--- Exercise material ---
§

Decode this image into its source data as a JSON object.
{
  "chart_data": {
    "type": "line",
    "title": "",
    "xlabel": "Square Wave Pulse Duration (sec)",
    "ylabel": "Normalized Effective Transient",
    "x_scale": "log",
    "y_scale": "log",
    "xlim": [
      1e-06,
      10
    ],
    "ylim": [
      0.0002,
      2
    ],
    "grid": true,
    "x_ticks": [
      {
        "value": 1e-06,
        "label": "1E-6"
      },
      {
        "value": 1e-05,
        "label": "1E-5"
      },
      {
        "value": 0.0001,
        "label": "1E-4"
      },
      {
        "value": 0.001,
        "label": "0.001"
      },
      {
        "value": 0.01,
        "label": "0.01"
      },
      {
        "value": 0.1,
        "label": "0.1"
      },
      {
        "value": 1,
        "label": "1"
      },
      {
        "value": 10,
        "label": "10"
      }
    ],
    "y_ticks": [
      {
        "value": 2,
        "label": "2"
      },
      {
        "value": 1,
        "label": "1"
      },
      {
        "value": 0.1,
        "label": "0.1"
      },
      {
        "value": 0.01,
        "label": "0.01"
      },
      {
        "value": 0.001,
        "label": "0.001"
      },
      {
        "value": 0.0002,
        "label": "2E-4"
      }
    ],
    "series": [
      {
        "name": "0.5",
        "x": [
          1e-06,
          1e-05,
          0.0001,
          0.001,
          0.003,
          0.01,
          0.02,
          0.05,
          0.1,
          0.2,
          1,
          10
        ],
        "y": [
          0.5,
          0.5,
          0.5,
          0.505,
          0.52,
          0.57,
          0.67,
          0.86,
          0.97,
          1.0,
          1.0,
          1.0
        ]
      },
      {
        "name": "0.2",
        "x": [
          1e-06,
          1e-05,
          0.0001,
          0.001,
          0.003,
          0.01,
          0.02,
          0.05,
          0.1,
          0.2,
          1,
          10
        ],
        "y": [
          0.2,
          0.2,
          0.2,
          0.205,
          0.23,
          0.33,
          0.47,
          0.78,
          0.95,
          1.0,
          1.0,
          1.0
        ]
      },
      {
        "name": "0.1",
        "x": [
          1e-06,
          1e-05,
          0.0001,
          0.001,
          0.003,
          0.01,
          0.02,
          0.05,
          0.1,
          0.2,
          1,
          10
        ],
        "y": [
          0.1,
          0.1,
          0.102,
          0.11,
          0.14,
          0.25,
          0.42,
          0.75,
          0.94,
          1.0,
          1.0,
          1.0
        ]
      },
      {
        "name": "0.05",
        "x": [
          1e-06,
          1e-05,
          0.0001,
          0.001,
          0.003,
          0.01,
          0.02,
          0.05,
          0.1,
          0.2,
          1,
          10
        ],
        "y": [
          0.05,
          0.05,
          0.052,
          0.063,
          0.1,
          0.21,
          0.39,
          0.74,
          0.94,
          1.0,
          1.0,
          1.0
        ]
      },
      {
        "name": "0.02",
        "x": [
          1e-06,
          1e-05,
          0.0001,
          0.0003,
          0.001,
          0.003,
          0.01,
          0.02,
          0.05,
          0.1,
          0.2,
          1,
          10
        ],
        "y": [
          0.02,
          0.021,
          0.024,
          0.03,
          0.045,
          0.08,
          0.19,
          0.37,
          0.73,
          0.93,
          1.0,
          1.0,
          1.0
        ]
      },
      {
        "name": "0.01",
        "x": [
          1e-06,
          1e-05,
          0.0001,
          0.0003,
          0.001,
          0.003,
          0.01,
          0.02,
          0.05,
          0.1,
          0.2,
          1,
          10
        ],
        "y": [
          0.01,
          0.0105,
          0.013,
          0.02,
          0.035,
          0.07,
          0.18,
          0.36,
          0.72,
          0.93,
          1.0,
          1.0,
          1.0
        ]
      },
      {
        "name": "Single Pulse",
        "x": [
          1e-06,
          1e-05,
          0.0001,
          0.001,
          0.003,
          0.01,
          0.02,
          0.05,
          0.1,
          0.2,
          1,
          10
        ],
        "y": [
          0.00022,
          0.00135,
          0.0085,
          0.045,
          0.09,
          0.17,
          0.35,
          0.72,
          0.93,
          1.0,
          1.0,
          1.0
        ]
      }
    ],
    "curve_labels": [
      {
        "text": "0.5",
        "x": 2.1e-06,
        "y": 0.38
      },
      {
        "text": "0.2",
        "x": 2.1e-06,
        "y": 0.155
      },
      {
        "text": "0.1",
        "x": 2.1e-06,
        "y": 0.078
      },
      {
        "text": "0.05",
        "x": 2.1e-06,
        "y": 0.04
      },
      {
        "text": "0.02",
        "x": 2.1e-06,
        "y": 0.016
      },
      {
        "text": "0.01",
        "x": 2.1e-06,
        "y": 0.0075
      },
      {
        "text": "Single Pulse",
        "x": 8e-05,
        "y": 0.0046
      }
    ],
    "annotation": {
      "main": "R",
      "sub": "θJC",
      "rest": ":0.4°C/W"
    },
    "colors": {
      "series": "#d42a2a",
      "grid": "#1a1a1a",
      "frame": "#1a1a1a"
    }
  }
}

§

--- What the task asks ---
Find how many lines in the listing hold "Pulse", and reply with that number only.

--- Result of this task ---
3